● What you will do: Count each line below that has "color" anywhere in it. Answer with the total alone.

● Supplied entries:
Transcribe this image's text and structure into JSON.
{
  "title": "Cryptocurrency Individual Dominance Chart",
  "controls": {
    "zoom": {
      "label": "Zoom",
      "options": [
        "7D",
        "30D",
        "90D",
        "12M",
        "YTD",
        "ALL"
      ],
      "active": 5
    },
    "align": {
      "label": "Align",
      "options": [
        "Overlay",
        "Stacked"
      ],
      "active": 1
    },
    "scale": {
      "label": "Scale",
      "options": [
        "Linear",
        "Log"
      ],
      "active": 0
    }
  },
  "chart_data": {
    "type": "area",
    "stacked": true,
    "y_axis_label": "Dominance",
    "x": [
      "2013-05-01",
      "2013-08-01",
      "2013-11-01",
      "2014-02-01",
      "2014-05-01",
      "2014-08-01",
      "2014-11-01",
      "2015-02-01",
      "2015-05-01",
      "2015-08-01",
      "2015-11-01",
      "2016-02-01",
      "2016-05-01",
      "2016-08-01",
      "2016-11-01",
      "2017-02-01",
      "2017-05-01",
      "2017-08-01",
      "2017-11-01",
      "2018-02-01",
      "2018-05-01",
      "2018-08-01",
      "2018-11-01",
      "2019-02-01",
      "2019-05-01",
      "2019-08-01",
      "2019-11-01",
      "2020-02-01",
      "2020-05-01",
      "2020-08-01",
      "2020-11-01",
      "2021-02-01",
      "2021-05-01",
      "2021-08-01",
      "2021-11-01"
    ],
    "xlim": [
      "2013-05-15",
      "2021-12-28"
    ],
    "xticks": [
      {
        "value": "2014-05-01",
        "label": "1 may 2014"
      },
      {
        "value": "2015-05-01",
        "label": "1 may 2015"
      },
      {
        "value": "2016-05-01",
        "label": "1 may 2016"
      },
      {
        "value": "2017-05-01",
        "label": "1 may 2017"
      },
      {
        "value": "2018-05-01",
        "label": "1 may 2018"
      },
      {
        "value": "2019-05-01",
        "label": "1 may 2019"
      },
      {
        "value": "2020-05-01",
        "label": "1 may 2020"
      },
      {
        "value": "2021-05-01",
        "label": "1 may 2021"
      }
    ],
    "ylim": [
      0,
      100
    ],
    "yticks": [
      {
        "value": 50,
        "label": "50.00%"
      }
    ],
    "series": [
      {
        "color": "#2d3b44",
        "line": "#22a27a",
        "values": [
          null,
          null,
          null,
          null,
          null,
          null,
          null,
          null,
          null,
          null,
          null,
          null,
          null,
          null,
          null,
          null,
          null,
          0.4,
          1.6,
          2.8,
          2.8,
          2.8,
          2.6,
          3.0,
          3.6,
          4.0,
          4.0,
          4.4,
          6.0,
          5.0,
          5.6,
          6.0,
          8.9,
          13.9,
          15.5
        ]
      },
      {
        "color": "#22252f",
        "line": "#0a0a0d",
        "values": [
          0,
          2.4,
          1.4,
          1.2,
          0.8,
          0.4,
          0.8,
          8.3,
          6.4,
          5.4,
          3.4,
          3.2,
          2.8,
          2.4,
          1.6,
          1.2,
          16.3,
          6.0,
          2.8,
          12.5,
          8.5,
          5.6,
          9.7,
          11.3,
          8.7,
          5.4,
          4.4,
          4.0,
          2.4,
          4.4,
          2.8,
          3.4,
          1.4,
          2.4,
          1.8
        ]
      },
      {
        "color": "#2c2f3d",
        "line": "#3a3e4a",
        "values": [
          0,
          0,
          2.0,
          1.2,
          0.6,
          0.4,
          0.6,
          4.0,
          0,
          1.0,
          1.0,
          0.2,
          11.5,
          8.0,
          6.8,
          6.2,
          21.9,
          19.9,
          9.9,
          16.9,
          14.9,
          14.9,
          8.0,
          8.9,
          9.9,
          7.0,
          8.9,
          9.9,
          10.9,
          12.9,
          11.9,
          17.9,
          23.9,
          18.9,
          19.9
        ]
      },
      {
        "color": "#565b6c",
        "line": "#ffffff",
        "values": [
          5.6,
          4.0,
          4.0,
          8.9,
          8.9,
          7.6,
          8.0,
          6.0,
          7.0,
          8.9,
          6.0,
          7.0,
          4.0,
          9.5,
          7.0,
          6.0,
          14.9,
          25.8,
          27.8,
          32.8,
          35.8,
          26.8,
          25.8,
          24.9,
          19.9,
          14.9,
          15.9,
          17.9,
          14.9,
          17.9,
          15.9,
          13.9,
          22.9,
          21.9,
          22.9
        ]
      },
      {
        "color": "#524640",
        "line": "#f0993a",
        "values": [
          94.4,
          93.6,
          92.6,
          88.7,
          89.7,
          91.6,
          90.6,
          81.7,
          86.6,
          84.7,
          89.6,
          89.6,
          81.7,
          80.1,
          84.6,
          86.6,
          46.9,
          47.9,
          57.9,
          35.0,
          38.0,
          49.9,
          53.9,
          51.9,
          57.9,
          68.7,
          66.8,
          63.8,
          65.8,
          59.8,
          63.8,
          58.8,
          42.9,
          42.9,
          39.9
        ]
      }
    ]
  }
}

● Right answer: 5